**Problem statement**.
All lines in the data that hold the word "Father" need copying.

**Document page records**.
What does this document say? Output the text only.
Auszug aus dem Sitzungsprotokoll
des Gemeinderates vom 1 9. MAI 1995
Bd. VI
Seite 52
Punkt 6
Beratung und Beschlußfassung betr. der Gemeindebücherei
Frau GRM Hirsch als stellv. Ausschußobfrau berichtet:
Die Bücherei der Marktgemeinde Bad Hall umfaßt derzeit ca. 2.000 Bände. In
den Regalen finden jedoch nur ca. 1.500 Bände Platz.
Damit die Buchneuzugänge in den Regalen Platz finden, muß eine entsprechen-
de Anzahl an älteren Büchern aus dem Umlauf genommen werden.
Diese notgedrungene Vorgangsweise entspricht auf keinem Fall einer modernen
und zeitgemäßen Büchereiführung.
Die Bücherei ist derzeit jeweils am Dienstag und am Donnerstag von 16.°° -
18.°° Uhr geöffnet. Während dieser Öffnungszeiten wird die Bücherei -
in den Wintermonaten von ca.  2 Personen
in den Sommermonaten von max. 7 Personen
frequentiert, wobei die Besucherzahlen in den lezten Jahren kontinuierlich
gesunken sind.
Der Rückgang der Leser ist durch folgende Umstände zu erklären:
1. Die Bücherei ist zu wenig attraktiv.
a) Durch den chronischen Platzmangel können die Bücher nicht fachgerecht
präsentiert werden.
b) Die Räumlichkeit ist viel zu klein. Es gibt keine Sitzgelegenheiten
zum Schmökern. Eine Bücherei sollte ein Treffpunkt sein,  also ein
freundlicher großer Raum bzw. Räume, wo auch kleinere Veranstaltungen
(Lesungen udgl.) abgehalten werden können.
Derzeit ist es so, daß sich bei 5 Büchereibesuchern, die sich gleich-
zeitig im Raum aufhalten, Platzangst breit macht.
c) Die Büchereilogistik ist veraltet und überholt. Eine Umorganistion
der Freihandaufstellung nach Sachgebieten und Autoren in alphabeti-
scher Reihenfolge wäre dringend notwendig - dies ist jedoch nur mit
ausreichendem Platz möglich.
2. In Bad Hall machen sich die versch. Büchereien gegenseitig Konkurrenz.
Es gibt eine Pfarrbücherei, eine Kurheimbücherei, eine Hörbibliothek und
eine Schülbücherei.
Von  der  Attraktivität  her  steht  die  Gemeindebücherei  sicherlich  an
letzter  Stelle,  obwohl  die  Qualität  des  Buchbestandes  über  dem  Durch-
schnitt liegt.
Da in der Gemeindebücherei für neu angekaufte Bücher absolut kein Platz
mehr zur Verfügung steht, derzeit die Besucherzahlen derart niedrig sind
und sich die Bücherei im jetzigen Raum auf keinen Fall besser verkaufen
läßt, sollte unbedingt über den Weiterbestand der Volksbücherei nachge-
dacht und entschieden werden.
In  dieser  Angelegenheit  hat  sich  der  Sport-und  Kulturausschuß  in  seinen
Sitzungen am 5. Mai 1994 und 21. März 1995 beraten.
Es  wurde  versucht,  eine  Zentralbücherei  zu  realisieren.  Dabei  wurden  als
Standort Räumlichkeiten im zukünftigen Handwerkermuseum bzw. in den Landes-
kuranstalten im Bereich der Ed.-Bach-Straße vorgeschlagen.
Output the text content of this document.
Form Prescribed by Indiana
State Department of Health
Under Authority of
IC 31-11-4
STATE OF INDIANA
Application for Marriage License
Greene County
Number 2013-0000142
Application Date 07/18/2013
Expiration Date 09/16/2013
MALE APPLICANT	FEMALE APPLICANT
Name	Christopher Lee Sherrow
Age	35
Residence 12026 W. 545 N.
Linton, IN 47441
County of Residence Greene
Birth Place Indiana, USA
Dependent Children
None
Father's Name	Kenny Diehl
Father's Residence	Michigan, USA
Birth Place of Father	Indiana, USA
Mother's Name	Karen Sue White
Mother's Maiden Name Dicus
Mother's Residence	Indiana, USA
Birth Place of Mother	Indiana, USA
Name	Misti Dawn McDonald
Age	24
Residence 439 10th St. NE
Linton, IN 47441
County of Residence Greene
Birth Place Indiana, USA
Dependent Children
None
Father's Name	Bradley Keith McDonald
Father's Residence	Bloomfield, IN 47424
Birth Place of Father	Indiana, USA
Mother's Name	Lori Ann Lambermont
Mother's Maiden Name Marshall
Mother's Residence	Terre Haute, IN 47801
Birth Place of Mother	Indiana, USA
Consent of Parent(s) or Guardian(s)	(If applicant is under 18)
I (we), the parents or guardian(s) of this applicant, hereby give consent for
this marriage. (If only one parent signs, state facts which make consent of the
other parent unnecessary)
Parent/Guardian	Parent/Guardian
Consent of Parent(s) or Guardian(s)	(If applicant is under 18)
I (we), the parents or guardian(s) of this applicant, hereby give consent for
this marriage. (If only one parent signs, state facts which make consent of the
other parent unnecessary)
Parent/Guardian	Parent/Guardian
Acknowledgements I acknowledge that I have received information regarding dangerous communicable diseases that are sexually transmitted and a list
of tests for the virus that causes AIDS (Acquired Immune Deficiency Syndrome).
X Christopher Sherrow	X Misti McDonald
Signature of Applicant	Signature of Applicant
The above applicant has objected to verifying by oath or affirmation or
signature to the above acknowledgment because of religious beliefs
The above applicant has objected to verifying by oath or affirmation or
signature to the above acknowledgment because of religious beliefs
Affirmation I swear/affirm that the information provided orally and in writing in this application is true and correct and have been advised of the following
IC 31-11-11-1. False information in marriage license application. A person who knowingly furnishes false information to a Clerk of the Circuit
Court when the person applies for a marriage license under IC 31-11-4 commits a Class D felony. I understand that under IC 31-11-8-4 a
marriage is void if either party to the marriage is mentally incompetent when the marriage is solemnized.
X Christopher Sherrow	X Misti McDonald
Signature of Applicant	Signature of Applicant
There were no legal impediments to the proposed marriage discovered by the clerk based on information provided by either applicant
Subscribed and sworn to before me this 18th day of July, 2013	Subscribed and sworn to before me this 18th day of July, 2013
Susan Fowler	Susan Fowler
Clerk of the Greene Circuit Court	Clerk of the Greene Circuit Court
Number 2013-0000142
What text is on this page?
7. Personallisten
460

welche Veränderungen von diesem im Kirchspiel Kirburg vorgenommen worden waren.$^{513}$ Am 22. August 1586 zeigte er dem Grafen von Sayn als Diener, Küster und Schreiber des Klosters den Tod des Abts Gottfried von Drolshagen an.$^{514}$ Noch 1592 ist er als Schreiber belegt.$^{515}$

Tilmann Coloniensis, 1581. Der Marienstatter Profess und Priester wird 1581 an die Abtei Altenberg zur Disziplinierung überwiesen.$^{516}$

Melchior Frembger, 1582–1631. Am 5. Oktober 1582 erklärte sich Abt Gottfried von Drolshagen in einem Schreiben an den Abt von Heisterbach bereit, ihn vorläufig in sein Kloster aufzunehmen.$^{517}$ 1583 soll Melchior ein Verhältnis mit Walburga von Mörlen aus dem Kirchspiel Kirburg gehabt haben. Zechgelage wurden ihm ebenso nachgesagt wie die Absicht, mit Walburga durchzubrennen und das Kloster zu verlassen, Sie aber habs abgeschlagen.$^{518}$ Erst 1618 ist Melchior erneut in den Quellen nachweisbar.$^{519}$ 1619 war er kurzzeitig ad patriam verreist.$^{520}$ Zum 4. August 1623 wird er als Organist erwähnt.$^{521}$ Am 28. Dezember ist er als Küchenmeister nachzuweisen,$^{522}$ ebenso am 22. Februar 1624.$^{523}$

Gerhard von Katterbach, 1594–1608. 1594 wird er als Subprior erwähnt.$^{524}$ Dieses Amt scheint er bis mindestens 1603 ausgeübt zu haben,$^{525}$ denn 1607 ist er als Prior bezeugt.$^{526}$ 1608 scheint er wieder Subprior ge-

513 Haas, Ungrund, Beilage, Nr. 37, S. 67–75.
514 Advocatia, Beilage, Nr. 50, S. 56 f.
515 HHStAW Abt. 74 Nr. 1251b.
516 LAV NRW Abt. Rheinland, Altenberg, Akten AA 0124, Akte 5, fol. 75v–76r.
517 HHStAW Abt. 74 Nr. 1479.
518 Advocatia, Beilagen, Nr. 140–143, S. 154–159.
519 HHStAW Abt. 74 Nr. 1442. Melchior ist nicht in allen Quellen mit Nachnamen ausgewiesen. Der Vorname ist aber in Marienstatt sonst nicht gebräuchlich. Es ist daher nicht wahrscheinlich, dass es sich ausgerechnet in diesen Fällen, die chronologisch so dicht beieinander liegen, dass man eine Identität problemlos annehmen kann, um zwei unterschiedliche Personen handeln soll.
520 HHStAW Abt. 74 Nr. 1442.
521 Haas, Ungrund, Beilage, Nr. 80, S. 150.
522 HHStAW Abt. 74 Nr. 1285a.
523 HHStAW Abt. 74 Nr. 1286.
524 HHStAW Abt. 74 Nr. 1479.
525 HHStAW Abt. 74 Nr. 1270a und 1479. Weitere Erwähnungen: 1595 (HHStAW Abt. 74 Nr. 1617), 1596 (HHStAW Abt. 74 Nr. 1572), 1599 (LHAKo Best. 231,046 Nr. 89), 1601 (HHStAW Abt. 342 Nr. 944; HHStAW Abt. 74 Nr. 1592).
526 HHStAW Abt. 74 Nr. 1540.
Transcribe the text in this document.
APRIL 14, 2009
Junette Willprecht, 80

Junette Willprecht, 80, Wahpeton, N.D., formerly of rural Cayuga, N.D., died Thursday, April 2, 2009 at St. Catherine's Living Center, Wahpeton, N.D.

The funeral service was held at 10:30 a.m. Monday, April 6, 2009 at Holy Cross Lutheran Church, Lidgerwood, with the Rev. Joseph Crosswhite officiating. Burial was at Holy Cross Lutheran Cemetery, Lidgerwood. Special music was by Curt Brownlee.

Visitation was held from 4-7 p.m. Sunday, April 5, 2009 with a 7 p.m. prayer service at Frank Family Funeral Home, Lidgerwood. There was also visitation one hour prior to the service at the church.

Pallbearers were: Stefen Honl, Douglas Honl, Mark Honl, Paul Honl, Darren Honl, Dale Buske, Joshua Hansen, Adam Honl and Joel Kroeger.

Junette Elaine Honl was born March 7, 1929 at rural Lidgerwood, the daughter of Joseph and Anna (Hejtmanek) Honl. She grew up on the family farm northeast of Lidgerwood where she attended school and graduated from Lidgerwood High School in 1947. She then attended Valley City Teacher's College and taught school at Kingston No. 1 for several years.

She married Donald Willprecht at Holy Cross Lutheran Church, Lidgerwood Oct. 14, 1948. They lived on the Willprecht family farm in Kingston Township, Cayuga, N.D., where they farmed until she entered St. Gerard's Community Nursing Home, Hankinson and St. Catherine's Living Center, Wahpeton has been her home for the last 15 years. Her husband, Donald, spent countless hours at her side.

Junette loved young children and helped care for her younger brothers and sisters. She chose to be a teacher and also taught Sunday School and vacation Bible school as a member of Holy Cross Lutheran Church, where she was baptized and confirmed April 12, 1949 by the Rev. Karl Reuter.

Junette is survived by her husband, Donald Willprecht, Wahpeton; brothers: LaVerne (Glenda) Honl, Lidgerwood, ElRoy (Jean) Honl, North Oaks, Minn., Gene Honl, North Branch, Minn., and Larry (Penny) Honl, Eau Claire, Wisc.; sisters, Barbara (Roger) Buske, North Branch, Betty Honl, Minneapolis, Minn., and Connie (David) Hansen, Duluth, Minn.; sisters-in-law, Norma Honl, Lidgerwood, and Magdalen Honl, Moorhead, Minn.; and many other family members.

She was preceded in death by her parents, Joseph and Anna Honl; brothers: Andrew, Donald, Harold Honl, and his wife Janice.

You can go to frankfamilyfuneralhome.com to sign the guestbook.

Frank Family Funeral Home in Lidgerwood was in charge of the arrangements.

**Task result**.
Father's Name	Kenny Diehl
Father's Residence	Michigan, USA
Birth Place of Father	Indiana, USA
Father's Name	Bradley Keith McDonald
Father's Residence	Bloomfield, IN 47424
Birth Place of Father	Indiana, USA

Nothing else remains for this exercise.